> _Stated exercise_:
Reproduce each record exactly.
>> Begin Material for this task
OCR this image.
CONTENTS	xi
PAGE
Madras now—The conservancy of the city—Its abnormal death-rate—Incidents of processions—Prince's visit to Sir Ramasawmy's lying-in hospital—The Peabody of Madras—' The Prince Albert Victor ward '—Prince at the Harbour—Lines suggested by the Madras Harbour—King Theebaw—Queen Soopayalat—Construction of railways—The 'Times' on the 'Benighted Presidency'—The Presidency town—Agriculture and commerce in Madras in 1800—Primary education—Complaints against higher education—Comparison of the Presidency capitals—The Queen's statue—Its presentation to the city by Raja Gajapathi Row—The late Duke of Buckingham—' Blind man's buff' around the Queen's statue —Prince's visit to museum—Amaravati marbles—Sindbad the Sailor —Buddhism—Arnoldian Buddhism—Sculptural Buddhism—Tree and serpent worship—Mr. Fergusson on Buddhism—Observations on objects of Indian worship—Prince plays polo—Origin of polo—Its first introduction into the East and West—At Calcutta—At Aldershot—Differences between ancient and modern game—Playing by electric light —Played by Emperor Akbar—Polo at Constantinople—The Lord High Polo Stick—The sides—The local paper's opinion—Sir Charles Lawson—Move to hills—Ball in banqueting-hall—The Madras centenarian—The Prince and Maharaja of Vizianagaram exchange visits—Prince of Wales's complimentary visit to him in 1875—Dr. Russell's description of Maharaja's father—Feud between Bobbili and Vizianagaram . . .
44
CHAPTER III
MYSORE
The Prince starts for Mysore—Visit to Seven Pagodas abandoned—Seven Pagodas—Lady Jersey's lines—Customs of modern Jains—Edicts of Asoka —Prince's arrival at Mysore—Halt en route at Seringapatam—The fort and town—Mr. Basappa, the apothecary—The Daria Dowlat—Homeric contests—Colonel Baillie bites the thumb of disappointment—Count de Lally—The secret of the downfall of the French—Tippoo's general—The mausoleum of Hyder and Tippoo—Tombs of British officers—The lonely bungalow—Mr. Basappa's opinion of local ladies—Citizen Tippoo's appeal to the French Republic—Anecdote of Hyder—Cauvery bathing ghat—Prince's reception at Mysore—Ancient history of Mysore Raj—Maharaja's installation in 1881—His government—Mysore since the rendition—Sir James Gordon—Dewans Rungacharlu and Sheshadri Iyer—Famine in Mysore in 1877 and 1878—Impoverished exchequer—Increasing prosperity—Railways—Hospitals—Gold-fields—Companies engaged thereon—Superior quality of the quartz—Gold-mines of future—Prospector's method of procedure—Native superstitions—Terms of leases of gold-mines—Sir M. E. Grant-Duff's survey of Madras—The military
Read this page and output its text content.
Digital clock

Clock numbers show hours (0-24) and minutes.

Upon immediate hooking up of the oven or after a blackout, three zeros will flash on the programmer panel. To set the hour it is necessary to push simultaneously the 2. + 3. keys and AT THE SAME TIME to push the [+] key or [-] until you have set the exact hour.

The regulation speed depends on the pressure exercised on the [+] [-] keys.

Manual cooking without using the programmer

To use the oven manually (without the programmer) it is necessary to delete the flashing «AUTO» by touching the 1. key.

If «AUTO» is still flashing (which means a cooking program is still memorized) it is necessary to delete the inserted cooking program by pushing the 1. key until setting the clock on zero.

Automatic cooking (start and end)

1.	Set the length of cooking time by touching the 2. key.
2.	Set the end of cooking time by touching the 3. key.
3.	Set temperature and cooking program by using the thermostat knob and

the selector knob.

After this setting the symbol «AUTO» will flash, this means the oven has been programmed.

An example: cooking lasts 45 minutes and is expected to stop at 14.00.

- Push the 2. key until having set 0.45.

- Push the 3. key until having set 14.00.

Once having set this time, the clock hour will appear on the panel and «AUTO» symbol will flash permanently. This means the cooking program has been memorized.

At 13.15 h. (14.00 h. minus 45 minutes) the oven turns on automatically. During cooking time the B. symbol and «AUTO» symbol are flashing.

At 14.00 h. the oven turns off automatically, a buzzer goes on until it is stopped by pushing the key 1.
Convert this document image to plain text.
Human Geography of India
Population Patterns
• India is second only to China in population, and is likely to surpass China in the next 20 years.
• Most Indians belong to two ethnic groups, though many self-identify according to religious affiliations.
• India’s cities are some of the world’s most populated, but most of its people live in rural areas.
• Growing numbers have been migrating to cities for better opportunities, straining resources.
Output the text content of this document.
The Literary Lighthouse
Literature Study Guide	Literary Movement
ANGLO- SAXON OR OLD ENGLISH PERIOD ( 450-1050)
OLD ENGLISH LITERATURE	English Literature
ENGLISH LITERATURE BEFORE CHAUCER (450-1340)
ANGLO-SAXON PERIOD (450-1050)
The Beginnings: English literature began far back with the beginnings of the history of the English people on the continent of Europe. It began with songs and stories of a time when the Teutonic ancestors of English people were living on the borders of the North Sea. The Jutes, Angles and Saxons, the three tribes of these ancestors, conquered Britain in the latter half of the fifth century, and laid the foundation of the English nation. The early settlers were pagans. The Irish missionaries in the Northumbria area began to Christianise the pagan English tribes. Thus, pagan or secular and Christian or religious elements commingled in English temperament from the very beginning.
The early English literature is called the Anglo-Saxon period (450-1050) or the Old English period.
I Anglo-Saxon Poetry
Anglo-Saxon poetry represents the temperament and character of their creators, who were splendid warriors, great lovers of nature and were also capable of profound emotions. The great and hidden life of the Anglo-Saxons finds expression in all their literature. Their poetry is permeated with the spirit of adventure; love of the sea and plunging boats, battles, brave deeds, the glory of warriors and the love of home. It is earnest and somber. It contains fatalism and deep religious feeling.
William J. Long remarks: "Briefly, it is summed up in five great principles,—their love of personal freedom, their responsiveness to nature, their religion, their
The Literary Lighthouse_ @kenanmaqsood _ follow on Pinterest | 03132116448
>> End Material for this task
> _Written answer_:
OCR this image.
CONTENTS	xi
PAGE
Madras now—The conservancy of the city—Its abnormal death-rate—Incidents of processions—Prince's visit to Sir Ramasawmy's lying-in hospital—The Peabody of Madras—' The Prince Albert Victor ward '—Prince at the Harbour—Lines suggested by the Madras Harbour—King Theebaw—Queen Soopayalat—Construction of railways—The 'Times' on the 'Benighted Presidency'—The Presidency town—Agriculture and commerce in Madras in 1800—Primary education—Complaints against higher education—Comparison of the Presidency capitals—The Queen's statue—Its presentation to the city by Raja Gajapathi Row—The late Duke of Buckingham—' Blind man's buff' around the Queen's statue —Prince's visit to museum—Amaravati marbles—Sindbad the Sailor —Buddhism—Arnoldian Buddhism—Sculptural Buddhism—Tree and serpent worship—Mr. Fergusson on Buddhism—Observations on objects of Indian worship—Prince plays polo—Origin of polo—Its first introduction into the East and West—At Calcutta—At Aldershot—Differences between ancient and modern game—Playing by electric light —Played by Emperor Akbar—Polo at Constantinople—The Lord High Polo Stick—The sides—The local paper's opinion—Sir Charles Lawson—Move to hills—Ball in banqueting-hall—The Madras centenarian—The Prince and Maharaja of Vizianagaram exchange visits—Prince of Wales's complimentary visit to him in 1875—Dr. Russell's description of Maharaja's father—Feud between Bobbili and Vizianagaram . . .
44
CHAPTER III
MYSORE
The Prince starts for Mysore—Visit to Seven Pagodas abandoned—Seven Pagodas—Lady Jersey's lines—Customs of modern Jains—Edicts of Asoka —Prince's arrival at Mysore—Halt en route at Seringapatam—The fort and town—Mr. Basappa, the apothecary—The Daria Dowlat—Homeric contests—Colonel Baillie bites the thumb of disappointment—Count de Lally—The secret of the downfall of the French—Tippoo's general—The mausoleum of Hyder and Tippoo—Tombs of British officers—The lonely bungalow—Mr. Basappa's opinion of local ladies—Citizen Tippoo's appeal to the French Republic—Anecdote of Hyder—Cauvery bathing ghat—Prince's reception at Mysore—Ancient history of Mysore Raj—Maharaja's installation in 1881—His government—Mysore since the rendition—Sir James Gordon—Dewans Rungacharlu and Sheshadri Iyer—Famine in Mysore in 1877 and 1878—Impoverished exchequer—Increasing prosperity—Railways—Hospitals—Gold-fields—Companies engaged thereon—Superior quality of the quartz—Gold-mines of future—Prospector's method of procedure—Native superstitions—Terms of leases of gold-mines—Sir M. E. Grant-Duff's survey of Madras—The military
Read this page and output its text content.
Digital clock

Clock numbers show hours (0-24) and minutes.

Upon immediate hooking up of the oven or after a blackout, three zeros will flash on the programmer panel. To set the hour it is necessary to push simultaneously the 2. + 3. keys and AT THE SAME TIME to push the [+] key or [-] until you have set the exact hour.

The regulation speed depends on the pressure exercised on the [+] [-] keys.

Manual cooking without using the programmer

To use the oven manually (without the programmer) it is necessary to delete the flashing «AUTO» by touching the 1. key.

If «AUTO» is still flashing (which means a cooking program is still memorized) it is necessary to delete the inserted cooking program by pushing the 1. key until setting the clock on zero.

Automatic cooking (start and end)

1.	Set the length of cooking time by touching the 2. key.
2.	Set the end of cooking time by touching the 3. key.
3.	Set temperature and cooking program by using the thermostat knob and

the selector knob.

After this setting the symbol «AUTO» will flash, this means the oven has been programmed.

An example: cooking lasts 45 minutes and is expected to stop at 14.00.

- Push the 2. key until having set 0.45.

- Push the 3. key until having set 14.00.

Once having set this time, the clock hour will appear on the panel and «AUTO» symbol will flash permanently. This means the cooking program has been memorized.

At 13.15 h. (14.00 h. minus 45 minutes) the oven turns on automatically. During cooking time the B. symbol and «AUTO» symbol are flashing.

At 14.00 h. the oven turns off automatically, a buzzer goes on until it is stopped by pushing the key 1.
Convert this document image to plain text.
Human Geography of India
Population Patterns
• India is second only to China in population, and is likely to surpass China in the next 20 years.
• Most Indians belong to two ethnic groups, though many self-identify according to religious affiliations.
• India’s cities are some of the world’s most populated, but most of its people live in rural areas.
• Growing numbers have been migrating to cities for better opportunities, straining resources.
Output the text content of this document.
The Literary Lighthouse
Literature Study Guide	Literary Movement
ANGLO- SAXON OR OLD ENGLISH PERIOD ( 450-1050)
OLD ENGLISH LITERATURE	English Literature
ENGLISH LITERATURE BEFORE CHAUCER (450-1340)
ANGLO-SAXON PERIOD (450-1050)
The Beginnings: English literature began far back with the beginnings of the history of the English people on the continent of Europe. It began with songs and stories of a time when the Teutonic ancestors of English people were living on the borders of the North Sea. The Jutes, Angles and Saxons, the three tribes of these ancestors, conquered Britain in the latter half of the fifth century, and laid the foundation of the English nation. The early settlers were pagans. The Irish missionaries in the Northumbria area began to Christianise the pagan English tribes. Thus, pagan or secular and Christian or religious elements commingled in English temperament from the very beginning.
The early English literature is called the Anglo-Saxon period (450-1050) or the Old English period.
I Anglo-Saxon Poetry
Anglo-Saxon poetry represents the temperament and character of their creators, who were splendid warriors, great lovers of nature and were also capable of profound emotions. The great and hidden life of the Anglo-Saxons finds expression in all their literature. Their poetry is permeated with the spirit of adventure; love of the sea and plunging boats, battles, brave deeds, the glory of warriors and the love of home. It is earnest and somber. It contains fatalism and deep religious feeling.
William J. Long remarks: "Briefly, it is summed up in five great principles,—their love of personal freedom, their responsiveness to nature, their religion, their
The Literary Lighthouse_ @kenanmaqsood _ follow on Pinterest | 03132116448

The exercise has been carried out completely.